= REQUIREMENTS =
Restate the whole of the material. Keep every word, and drop the pictures.

[Stored data]
==================================================
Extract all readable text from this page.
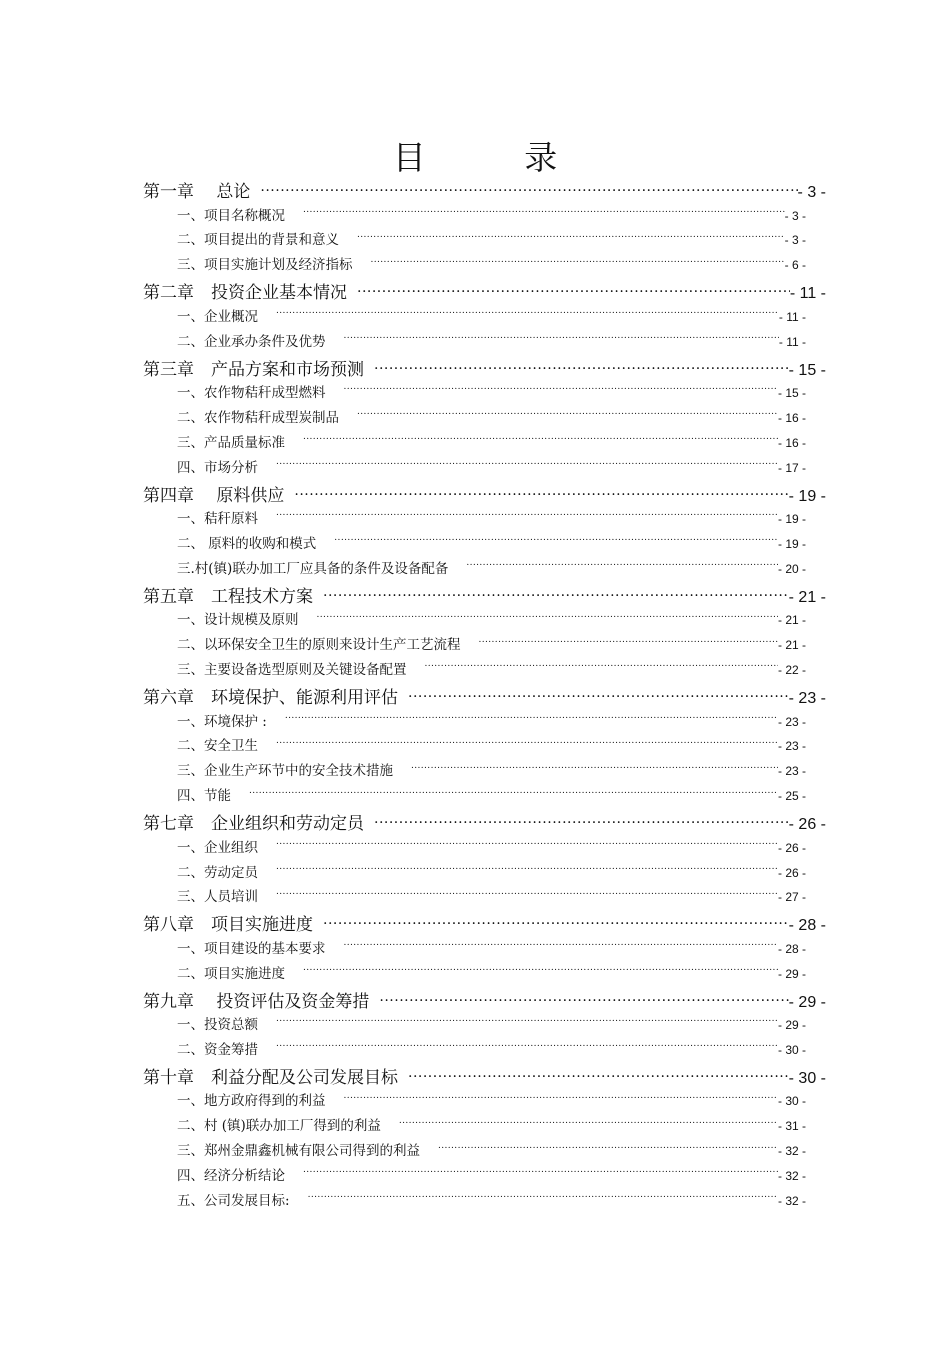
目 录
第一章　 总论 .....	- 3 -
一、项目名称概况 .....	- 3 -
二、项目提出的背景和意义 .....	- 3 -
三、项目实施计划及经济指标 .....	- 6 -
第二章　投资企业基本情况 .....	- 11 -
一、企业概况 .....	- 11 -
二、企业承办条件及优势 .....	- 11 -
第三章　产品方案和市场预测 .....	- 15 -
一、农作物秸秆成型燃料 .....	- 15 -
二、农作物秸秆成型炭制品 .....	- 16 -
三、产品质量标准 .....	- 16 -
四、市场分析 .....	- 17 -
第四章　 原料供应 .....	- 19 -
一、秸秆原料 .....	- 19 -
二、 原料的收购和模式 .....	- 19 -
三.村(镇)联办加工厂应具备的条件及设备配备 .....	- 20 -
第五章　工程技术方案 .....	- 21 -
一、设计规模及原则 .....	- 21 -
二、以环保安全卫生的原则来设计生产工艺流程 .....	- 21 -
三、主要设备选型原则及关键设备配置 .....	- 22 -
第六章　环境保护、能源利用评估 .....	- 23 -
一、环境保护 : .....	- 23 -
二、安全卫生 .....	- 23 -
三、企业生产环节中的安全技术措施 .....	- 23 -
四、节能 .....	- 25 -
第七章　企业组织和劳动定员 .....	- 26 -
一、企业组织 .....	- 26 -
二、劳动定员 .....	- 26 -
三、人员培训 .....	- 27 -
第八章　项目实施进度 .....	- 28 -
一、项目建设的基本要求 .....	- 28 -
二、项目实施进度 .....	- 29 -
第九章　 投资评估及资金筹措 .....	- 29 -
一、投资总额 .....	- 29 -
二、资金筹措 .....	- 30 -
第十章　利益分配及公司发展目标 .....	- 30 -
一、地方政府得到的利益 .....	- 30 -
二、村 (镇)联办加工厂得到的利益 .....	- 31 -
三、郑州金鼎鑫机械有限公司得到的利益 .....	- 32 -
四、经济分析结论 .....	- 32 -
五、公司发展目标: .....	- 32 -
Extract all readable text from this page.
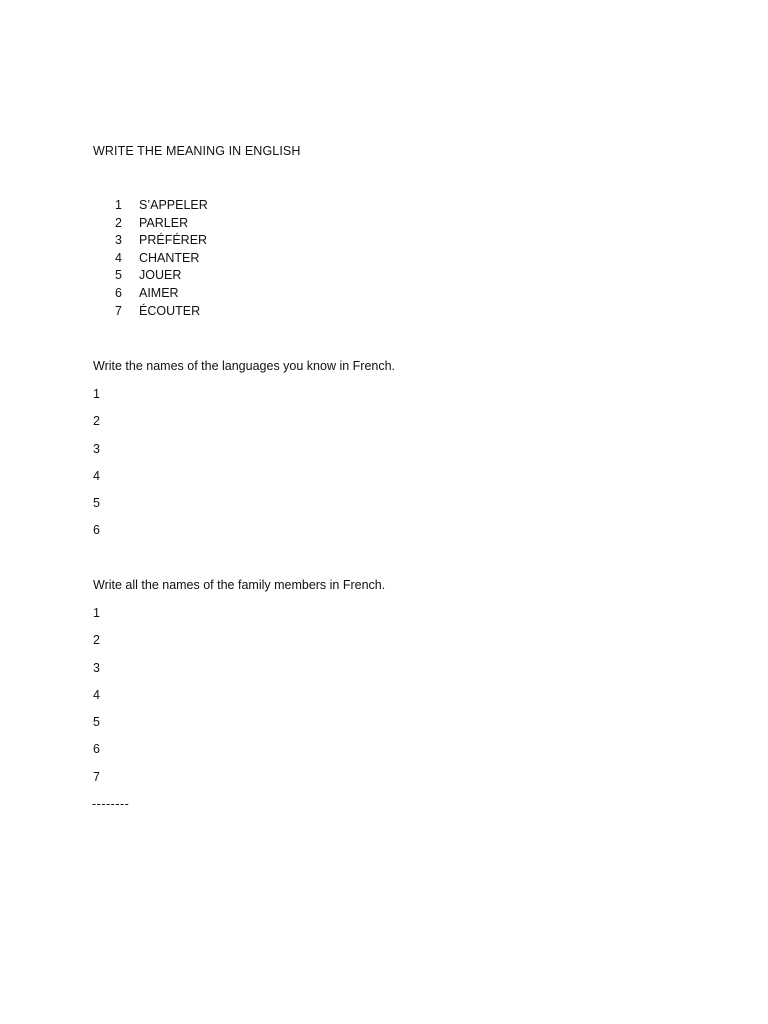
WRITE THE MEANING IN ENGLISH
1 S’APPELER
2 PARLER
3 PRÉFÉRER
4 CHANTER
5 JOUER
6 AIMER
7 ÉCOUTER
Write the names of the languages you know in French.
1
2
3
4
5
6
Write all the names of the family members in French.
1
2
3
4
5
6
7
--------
==================================================
= FINISHED TASK =
Extract all readable text from this page.
目 录
第一章　 总论 .....	- 3 -
一、项目名称概况 .....	- 3 -
二、项目提出的背景和意义 .....	- 3 -
三、项目实施计划及经济指标 .....	- 6 -
第二章　投资企业基本情况 .....	- 11 -
一、企业概况 .....	- 11 -
二、企业承办条件及优势 .....	- 11 -
第三章　产品方案和市场预测 .....	- 15 -
一、农作物秸秆成型燃料 .....	- 15 -
二、农作物秸秆成型炭制品 .....	- 16 -
三、产品质量标准 .....	- 16 -
四、市场分析 .....	- 17 -
第四章　 原料供应 .....	- 19 -
一、秸秆原料 .....	- 19 -
二、 原料的收购和模式 .....	- 19 -
三.村(镇)联办加工厂应具备的条件及设备配备 .....	- 20 -
第五章　工程技术方案 .....	- 21 -
一、设计规模及原则 .....	- 21 -
二、以环保安全卫生的原则来设计生产工艺流程 .....	- 21 -
三、主要设备选型原则及关键设备配置 .....	- 22 -
第六章　环境保护、能源利用评估 .....	- 23 -
一、环境保护 : .....	- 23 -
二、安全卫生 .....	- 23 -
三、企业生产环节中的安全技术措施 .....	- 23 -
四、节能 .....	- 25 -
第七章　企业组织和劳动定员 .....	- 26 -
一、企业组织 .....	- 26 -
二、劳动定员 .....	- 26 -
三、人员培训 .....	- 27 -
第八章　项目实施进度 .....	- 28 -
一、项目建设的基本要求 .....	- 28 -
二、项目实施进度 .....	- 29 -
第九章　 投资评估及资金筹措 .....	- 29 -
一、投资总额 .....	- 29 -
二、资金筹措 .....	- 30 -
第十章　利益分配及公司发展目标 .....	- 30 -
一、地方政府得到的利益 .....	- 30 -
二、村 (镇)联办加工厂得到的利益 .....	- 31 -
三、郑州金鼎鑫机械有限公司得到的利益 .....	- 32 -
四、经济分析结论 .....	- 32 -
五、公司发展目标: .....	- 32 -
Extract all readable text from this page.
WRITE THE MEANING IN ENGLISH
1 S’APPELER
2 PARLER
3 PRÉFÉRER
4 CHANTER
5 JOUER
6 AIMER
7 ÉCOUTER
Write the names of the languages you know in French.
1
2
3
4
5
6
Write all the names of the family members in French.
1
2
3
4
5
6
7
--------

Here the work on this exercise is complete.